Task description: Work out how many lines hold the string "قريش". Give that number and nothing more.

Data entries
Begin
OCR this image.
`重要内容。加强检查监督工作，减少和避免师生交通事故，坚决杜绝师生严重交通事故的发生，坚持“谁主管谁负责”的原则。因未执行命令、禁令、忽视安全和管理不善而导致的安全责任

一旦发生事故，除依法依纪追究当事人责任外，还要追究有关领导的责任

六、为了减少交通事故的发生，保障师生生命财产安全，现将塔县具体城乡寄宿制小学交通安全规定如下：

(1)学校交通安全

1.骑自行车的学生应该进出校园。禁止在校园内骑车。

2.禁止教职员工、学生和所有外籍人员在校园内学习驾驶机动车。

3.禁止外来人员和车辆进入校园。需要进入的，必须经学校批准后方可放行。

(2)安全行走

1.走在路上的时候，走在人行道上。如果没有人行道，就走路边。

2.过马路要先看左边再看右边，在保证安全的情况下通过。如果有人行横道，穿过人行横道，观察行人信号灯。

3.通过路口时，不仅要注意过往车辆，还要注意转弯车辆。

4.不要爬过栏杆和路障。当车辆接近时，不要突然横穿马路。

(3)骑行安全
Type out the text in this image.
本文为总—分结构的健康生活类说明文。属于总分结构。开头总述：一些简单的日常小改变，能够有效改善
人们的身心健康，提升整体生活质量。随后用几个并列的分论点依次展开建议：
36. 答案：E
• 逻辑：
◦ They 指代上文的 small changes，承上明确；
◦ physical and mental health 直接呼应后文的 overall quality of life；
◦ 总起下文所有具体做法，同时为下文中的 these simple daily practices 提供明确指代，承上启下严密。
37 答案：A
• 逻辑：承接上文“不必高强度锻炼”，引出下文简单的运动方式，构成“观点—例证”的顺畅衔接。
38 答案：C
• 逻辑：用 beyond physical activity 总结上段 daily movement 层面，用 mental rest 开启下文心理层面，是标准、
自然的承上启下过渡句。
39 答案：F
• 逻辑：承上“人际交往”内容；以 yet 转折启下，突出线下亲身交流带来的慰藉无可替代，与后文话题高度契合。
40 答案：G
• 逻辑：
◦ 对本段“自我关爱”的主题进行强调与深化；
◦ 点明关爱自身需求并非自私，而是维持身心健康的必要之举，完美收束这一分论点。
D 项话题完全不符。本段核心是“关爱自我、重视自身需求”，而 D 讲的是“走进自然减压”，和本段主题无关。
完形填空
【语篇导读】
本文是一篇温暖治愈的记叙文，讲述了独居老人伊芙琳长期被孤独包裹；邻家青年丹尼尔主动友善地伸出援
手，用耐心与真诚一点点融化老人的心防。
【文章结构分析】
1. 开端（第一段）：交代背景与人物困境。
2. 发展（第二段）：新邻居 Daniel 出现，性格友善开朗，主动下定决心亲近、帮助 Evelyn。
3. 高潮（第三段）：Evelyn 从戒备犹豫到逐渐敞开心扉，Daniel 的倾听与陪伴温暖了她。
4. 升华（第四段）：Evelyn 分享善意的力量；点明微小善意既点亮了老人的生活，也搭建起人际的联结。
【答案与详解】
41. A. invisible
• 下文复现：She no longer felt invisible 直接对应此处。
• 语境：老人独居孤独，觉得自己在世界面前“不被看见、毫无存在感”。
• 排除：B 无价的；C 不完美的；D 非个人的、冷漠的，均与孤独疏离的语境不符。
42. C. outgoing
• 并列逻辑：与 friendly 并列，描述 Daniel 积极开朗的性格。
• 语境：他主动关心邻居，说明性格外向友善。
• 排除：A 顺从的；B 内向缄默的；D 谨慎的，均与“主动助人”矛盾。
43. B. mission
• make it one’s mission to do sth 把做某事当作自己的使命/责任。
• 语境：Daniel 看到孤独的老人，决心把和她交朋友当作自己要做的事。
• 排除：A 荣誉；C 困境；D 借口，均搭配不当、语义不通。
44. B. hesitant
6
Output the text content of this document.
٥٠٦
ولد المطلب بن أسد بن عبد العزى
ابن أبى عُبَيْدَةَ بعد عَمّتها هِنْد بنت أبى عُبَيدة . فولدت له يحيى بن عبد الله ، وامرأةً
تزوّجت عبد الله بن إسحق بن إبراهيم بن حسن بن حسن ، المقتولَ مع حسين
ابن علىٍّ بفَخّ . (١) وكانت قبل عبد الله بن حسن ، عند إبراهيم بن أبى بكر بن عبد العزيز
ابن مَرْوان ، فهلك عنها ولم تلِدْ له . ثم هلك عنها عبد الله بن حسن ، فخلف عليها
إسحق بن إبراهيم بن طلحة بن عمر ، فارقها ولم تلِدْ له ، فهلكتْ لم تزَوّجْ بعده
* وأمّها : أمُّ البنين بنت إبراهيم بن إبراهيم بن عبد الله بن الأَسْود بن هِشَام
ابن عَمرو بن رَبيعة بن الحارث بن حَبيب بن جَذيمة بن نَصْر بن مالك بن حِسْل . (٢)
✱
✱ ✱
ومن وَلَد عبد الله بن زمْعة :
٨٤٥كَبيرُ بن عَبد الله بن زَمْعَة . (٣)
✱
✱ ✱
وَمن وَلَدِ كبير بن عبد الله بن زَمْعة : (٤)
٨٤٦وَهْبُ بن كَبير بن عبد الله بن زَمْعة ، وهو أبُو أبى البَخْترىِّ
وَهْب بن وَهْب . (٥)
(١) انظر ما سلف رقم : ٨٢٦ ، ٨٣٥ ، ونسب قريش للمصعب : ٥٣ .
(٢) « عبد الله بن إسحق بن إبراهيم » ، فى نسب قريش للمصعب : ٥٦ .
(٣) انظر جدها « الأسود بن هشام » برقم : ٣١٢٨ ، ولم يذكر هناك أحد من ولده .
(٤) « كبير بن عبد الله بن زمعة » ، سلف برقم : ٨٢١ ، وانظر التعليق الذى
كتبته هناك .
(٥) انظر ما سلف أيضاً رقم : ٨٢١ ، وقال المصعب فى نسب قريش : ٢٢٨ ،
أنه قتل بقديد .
End
Right answer: 3